As many of us were out enjoying the warm weather and people of Buenos Aires, the DeFi ecosystem was hit with four exploits totaling nearly $4M in losses. The biggest impact came from GANA, which lost more than $3M in a private key theft. Close behind was the DNS hijacking attack on Aerodrome/Velodrome, resulting in roughly $700K stolen from users who unknowingly signed malicious transactions delivered through a compromised front-end. It’s a stark reminder of the persistent centralization risks across DeFi, where critical infrastructure still depends on components never designed to withstand the high-risk environment we’ve grown accustomed to onchain.

Speaking of 3rd party infrastructure risk, the entire internet including blockchain infrastructure were hit by Cloudflare outage. A simple database mistake on the part of some 3rd party company and suddenly all of our RPC servers and wallet front-ends were out. Between hacks and outages, may be it’s time to start moving to more resilient tech such as IPFS and Lava network (or similar) for hosting critical onchain infrastructure.

DeFi Security Summit was simply outstanding this year. From the venue to the quality of the talks, it is clear that the blockchain security community is thriving. I have added links to the published recordings in the Media section.

Be sure to check out The State of DeFi Security 2025 Edition, which goes beyond the now customary discussion of Top 10 DeFi attack vectors. This year I focused more on emerging threats, the kinds of potential billion dollar failure modes we have narrowly avoided one too many times. These are the areas we need to prioritize before they turn into something more than a dodged bullet.

----------------------------------------

**Written instruction**
Answer these questions from the DeFi security roundup:
(a) How much did GANA lose, and in what kind of attack?
(b) Which outage took RPC servers and wallet front-ends offline?
(c) In which section are the links to the DeFi Security Summit recordings?

[Annotated element entries]
----------------------------------------

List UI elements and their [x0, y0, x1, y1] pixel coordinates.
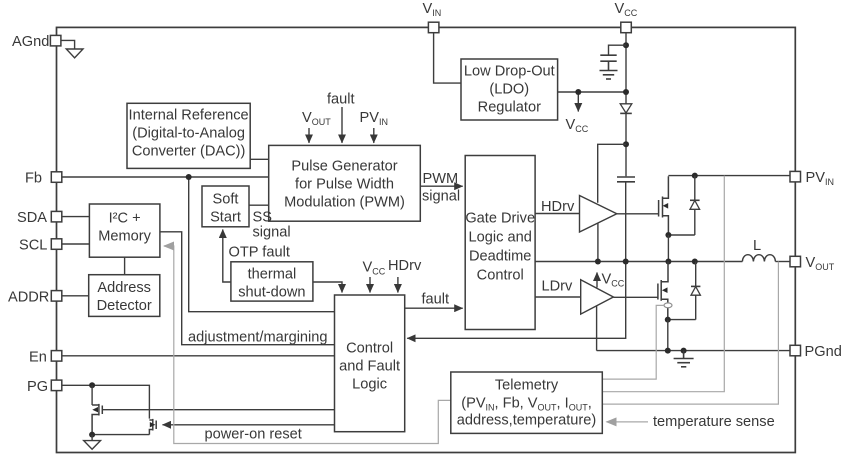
node Q1 source junction [665, 232, 671, 238]
op-amp HDrv driver triangle [580, 196, 617, 233]
svg-text:Pulse Generator: Pulse Generator [291, 158, 397, 174]
svg-text:Logic: Logic [352, 377, 387, 393]
ground symbol PGnd (earth) [674, 351, 694, 367]
svg-text:Memory: Memory [98, 229, 151, 245]
svg-text:VOUT: VOUT [806, 255, 835, 272]
svg-text:I²C +: I²C + [109, 211, 141, 227]
diode SD2 across low FET [691, 262, 700, 320]
wire LDrv Vcc supply arrow [596, 273, 598, 288]
node PGnd ground tap [681, 348, 687, 354]
svg-text:PVIN: PVIN [360, 110, 388, 127]
wire SW feedback to Control (left arrow) [407, 262, 626, 339]
svg-text:VCC: VCC [363, 260, 386, 277]
wire SS signal Soft Start to PWM [249, 204, 269, 206]
svg-text:VCC: VCC [566, 117, 589, 134]
transistor Q2 low-side FET [658, 262, 668, 320]
node SW diode junction [692, 259, 698, 265]
wire En to Control [62, 355, 335, 357]
svg-text:Detector: Detector [97, 298, 152, 314]
node PG junction [89, 382, 95, 388]
svg-text:ADDR: ADDR [8, 289, 49, 305]
svg-text:Internal Reference: Internal Reference [129, 108, 249, 124]
inductor L [742, 255, 775, 262]
svg-text:L: L [753, 238, 761, 254]
svg-text:(Digital-to-Analog: (Digital-to-Analog [132, 126, 245, 142]
svg-text:VCC: VCC [615, 1, 638, 18]
pin SCL [51, 239, 62, 250]
transistor Q1 body arrow [663, 203, 669, 209]
svg-text:Fb: Fb [25, 171, 42, 187]
block I2C + Memory [89, 204, 159, 257]
wire Q4 source to ground join [92, 434, 149, 436]
svg-text:Deadtime: Deadtime [469, 249, 531, 265]
wire Fb line to PWM [62, 176, 269, 178]
svg-text:temperature sense: temperature sense [653, 414, 775, 430]
svg-text:Control: Control [477, 268, 524, 284]
svg-text:Address: Address [97, 280, 151, 296]
wire HDrv arrow into Control top [397, 277, 399, 293]
wire Q2 source to diode SD2 anode [668, 319, 696, 321]
block thermal shut-down [231, 262, 313, 301]
wire LDO output to Vcc rail [558, 91, 626, 93]
node Vcc cap tap [623, 42, 629, 48]
wire AGnd to ground [62, 40, 75, 49]
wire Iout sense (gray) [602, 305, 664, 379]
svg-text:Regulator: Regulator [478, 100, 541, 116]
wire Q3 gate to Control [102, 409, 334, 411]
block Control and Fault Logic [335, 295, 405, 432]
svg-text:En: En [29, 349, 47, 365]
node SW HDrv return [595, 259, 601, 265]
transistor Q4 right PG FET [149, 419, 156, 435]
svg-text:PGnd: PGnd [805, 344, 842, 360]
diode SD1 across high FET [690, 176, 700, 235]
node LDO output tap [575, 89, 581, 95]
pin V_OUT [790, 256, 801, 267]
svg-text:PVIN: PVIN [806, 170, 834, 187]
wire Vout sense (gray) [602, 262, 778, 405]
node Q2 source junction [665, 317, 671, 323]
svg-text:SS: SS [253, 210, 273, 226]
wire fault Control to Gate Drive [405, 307, 463, 309]
wire LDrv from Gate Drive [535, 296, 581, 298]
wire LDrv driver return to PGnd [596, 306, 598, 351]
wire temperature sense into Telemetry (gray) [607, 421, 649, 423]
svg-text:signal: signal [253, 225, 291, 241]
svg-text:VCC: VCC [602, 272, 625, 289]
pin SDA [51, 211, 62, 222]
svg-text:(LDO): (LDO) [489, 82, 529, 98]
block Internal Reference (DAC) [127, 103, 250, 168]
svg-text:PG: PG [27, 379, 48, 395]
pin AGnd [50, 35, 61, 46]
block Address Detector [89, 275, 160, 317]
pin V_IN [428, 22, 439, 33]
wire OTP fault thermal to Soft Start [223, 230, 231, 283]
svg-text:Control: Control [346, 341, 393, 357]
ground symbol AGnd (open triangle) [66, 49, 83, 58]
node PG ground junction [89, 432, 95, 438]
wire diode to bootstrap cap [625, 113, 627, 176]
wire Internal Reference to PWM [250, 158, 269, 160]
wire Q1 source to diode anode [668, 234, 694, 236]
node Vcc LDO join [623, 89, 629, 95]
wire PVin arrow into PWM top [373, 128, 375, 143]
wire SDA [62, 216, 90, 218]
svg-text:address,temperature): address,temperature) [457, 413, 597, 429]
wire PVin sense (gray) [602, 176, 724, 392]
wire HDrv driver output to high FET gate [617, 213, 659, 215]
svg-text:Logic and: Logic and [469, 230, 532, 246]
pin PGnd [790, 345, 801, 356]
svg-text:power-on reset: power-on reset [205, 427, 302, 443]
wire PG down to Q3 [91, 385, 93, 405]
svg-text:fault: fault [422, 292, 450, 308]
wire HDrv driver return to SW [597, 223, 599, 262]
svg-text:LDrv: LDrv [542, 279, 574, 295]
node bootstrap supply tap [623, 141, 629, 147]
diode D1 Vcc to bootstrap [620, 104, 632, 114]
wire LDrv output to low FET gate [613, 296, 658, 298]
op-amp LDrv driver triangle [581, 280, 614, 314]
svg-text:HDrv: HDrv [388, 258, 422, 274]
svg-text:HDrv: HDrv [541, 199, 575, 215]
transistor Q2 body arrow [662, 287, 668, 293]
wire thermal shut-down to Control [313, 282, 342, 293]
svg-text:thermal: thermal [248, 267, 297, 283]
block Telemetry [451, 372, 603, 433]
pin V_CC [621, 22, 632, 33]
wire Vcc pin down [625, 32, 627, 103]
block Soft Start [202, 186, 249, 227]
wire Control to Q4 gate (power-on reset) [163, 424, 335, 426]
pin ADDR [51, 291, 62, 302]
wire V_IN pin down to LDO [434, 32, 461, 83]
svg-text:PWM: PWM [423, 171, 459, 187]
node Fb junction [186, 174, 192, 180]
wire Q2 source down to PGnd rail [667, 320, 669, 351]
wire PGnd rail [597, 350, 791, 352]
wire bootstrap supply to HDrv driver [598, 144, 626, 203]
wire SW rail [535, 261, 742, 263]
ground symbol PG (open triangle) [84, 435, 101, 450]
wire PG pin to FET drains [62, 385, 150, 418]
svg-text:and Fault: and Fault [339, 359, 400, 375]
wire inductor to Vout pin [775, 261, 790, 263]
transistor Q3 left PG FET [92, 404, 102, 435]
wire SCL [62, 243, 90, 245]
wire fault arrow into PWM top [341, 107, 343, 143]
node diode SD1 cathode on PVin rail [692, 173, 698, 179]
svg-text:signal: signal [422, 189, 460, 205]
svg-text:for Pulse Width: for Pulse Width [295, 176, 394, 192]
wire Memory to Address Detector [124, 257, 126, 275]
node PGnd Q2 [665, 348, 671, 354]
svg-text:Converter (DAC)): Converter (DAC)) [132, 144, 246, 160]
block Low Drop-Out (LDO) Regulator [461, 59, 558, 120]
transistor Q4 body arrow [150, 422, 156, 427]
wire PWM signal to Gate Drive [420, 185, 462, 187]
wire to bypass cap [609, 45, 627, 54]
svg-text:SCL: SCL [19, 238, 47, 254]
pin PV_IN [790, 171, 801, 182]
pin En [51, 351, 62, 362]
wire adjustment/margining from Memory to Control [160, 232, 335, 345]
wire PVin rail [668, 175, 790, 177]
ground symbol bypass cap (earth) [600, 71, 618, 80]
wire Vcc arrow into Control top [369, 277, 371, 293]
wire bootstrap cap bottom to SW [625, 182, 627, 262]
block Gate Drive Logic and Deadtime Control [465, 156, 535, 330]
wire ADDR [62, 295, 89, 297]
svg-text:adjustment/margining: adjustment/margining [188, 330, 328, 346]
wire Fb branch down to Control [189, 177, 335, 312]
wire Vcc tap arrow down [577, 92, 579, 112]
wire Vout arrow into PWM top [308, 128, 310, 143]
svg-text:Gate Drive: Gate Drive [465, 211, 535, 227]
svg-text:VIN: VIN [423, 1, 442, 18]
svg-text:shut-down: shut-down [238, 285, 305, 301]
pin Fb [51, 172, 62, 183]
svg-text:AGnd: AGnd [12, 34, 49, 50]
current sense element on Q2 source [664, 303, 672, 308]
node SW FET midpoint [665, 259, 671, 265]
svg-text:Modulation (PWM): Modulation (PWM) [284, 194, 405, 210]
svg-text:SDA: SDA [17, 210, 47, 226]
svg-text:Telemetry: Telemetry [495, 378, 559, 394]
pin PG [51, 380, 62, 391]
capacitor Vcc bypass [600, 55, 616, 70]
block Pulse Generator (PWM) [269, 145, 421, 221]
svg-text:Low Drop-Out: Low Drop-Out [464, 64, 555, 80]
transistor Q1 high-side FET [659, 176, 669, 235]
transistor Q3 body arrow [92, 407, 98, 412]
svg-text:VOUT: VOUT [302, 110, 331, 127]
svg-text:Start: Start [210, 210, 241, 226]
wire Q1 source down to SW [667, 235, 669, 262]
svg-text:OTP fault: OTP fault [229, 245, 290, 261]
svg-text:Soft: Soft [213, 192, 239, 208]
node SW bootstrap [623, 259, 629, 265]
wire HDrv from Gate Drive [535, 213, 579, 215]
svg-text:fault: fault [327, 92, 355, 108]
wire telemetry data to Memory (gray) [164, 246, 451, 444]
capacitor bootstrap [617, 177, 635, 182]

----------------------------------------

**Solution to this problem**
(a) More than $3M, in a private key theft.
(b) The Cloudflare outage.
(c) The Media section.